» **Dataset records**
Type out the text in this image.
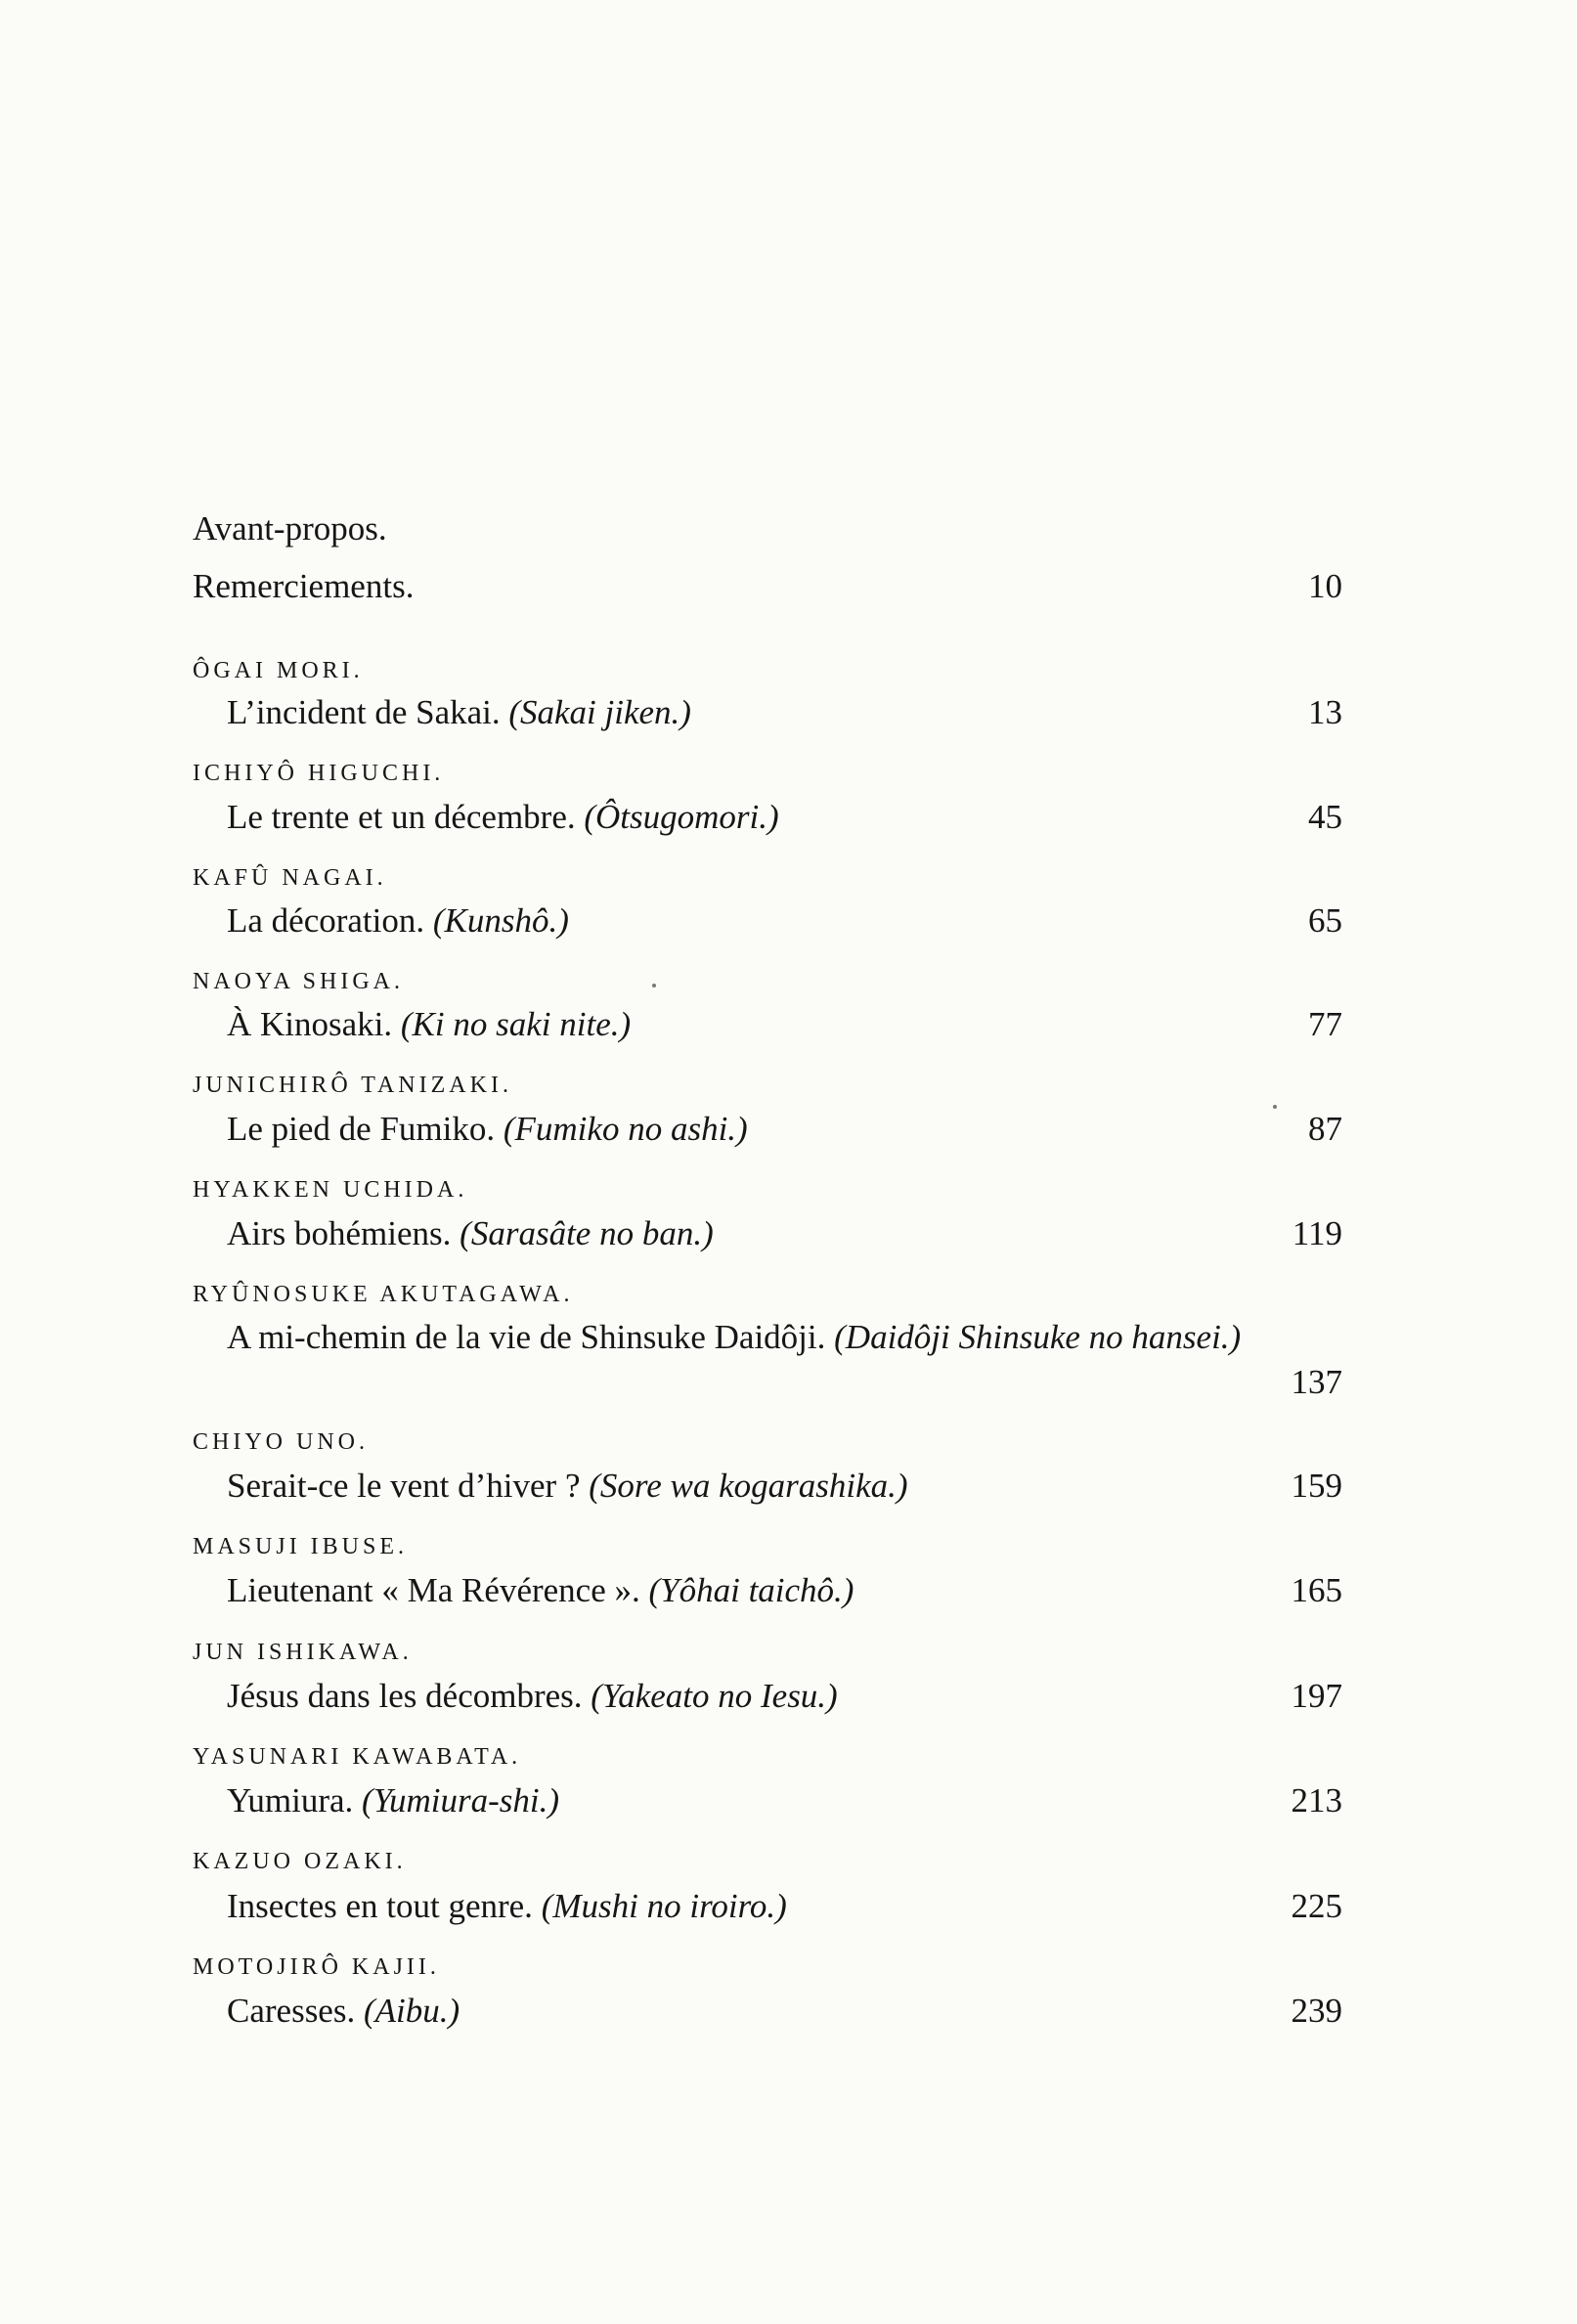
Avant-propos.
Remerciements.	10
ÔGAI MORI.
L’incident de Sakai. (Sakai jiken.)	13
ICHIYÔ HIGUCHI.
Le trente et un décembre. (Ôtsugomori.)	45
KAFÛ NAGAI.
La décoration. (Kunshô.)	65
NAOYA SHIGA.
À Kinosaki. (Ki no saki nite.)	77
JUNICHIRÔ TANIZAKI.
Le pied de Fumiko. (Fumiko no ashi.)	87
HYAKKEN UCHIDA.
Airs bohémiens. (Sarasâte no ban.)	119
RYÛNOSUKE AKUTAGAWA.
A mi-chemin de la vie de Shinsuke Daidôji. (Daidôji Shinsuke no hansei.)
137
CHIYO UNO.
Serait-ce le vent d’hiver ? (Sore wa kogarashika.)	159
MASUJI IBUSE.
Lieutenant « Ma Révérence ». (Yôhai taichô.)	165
JUN ISHIKAWA.
Jésus dans les décombres. (Yakeato no Iesu.)	197
YASUNARI KAWABATA.
Yumiura. (Yumiura-shi.)	213
KAZUO OZAKI.
Insectes en tout genre. (Mushi no iroiro.)	225
MOTOJIRÔ KAJII.
Caresses. (Aibu.)	239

» **Exercise directions**
Write the listing above out again exactly, dropping each image.

» **Output of the exercise**
Type out the text in this image.
Avant-propos.
Remerciements.	10
ÔGAI MORI.
L’incident de Sakai. (Sakai jiken.)	13
ICHIYÔ HIGUCHI.
Le trente et un décembre. (Ôtsugomori.)	45
KAFÛ NAGAI.
La décoration. (Kunshô.)	65
NAOYA SHIGA.
À Kinosaki. (Ki no saki nite.)	77
JUNICHIRÔ TANIZAKI.
Le pied de Fumiko. (Fumiko no ashi.)	87
HYAKKEN UCHIDA.
Airs bohémiens. (Sarasâte no ban.)	119
RYÛNOSUKE AKUTAGAWA.
A mi-chemin de la vie de Shinsuke Daidôji. (Daidôji Shinsuke no hansei.)
137
CHIYO UNO.
Serait-ce le vent d’hiver ? (Sore wa kogarashika.)	159
MASUJI IBUSE.
Lieutenant « Ma Révérence ». (Yôhai taichô.)	165
JUN ISHIKAWA.
Jésus dans les décombres. (Yakeato no Iesu.)	197
YASUNARI KAWABATA.
Yumiura. (Yumiura-shi.)	213
KAZUO OZAKI.
Insectes en tout genre. (Mushi no iroiro.)	225
MOTOJIRÔ KAJII.
Caresses. (Aibu.)	239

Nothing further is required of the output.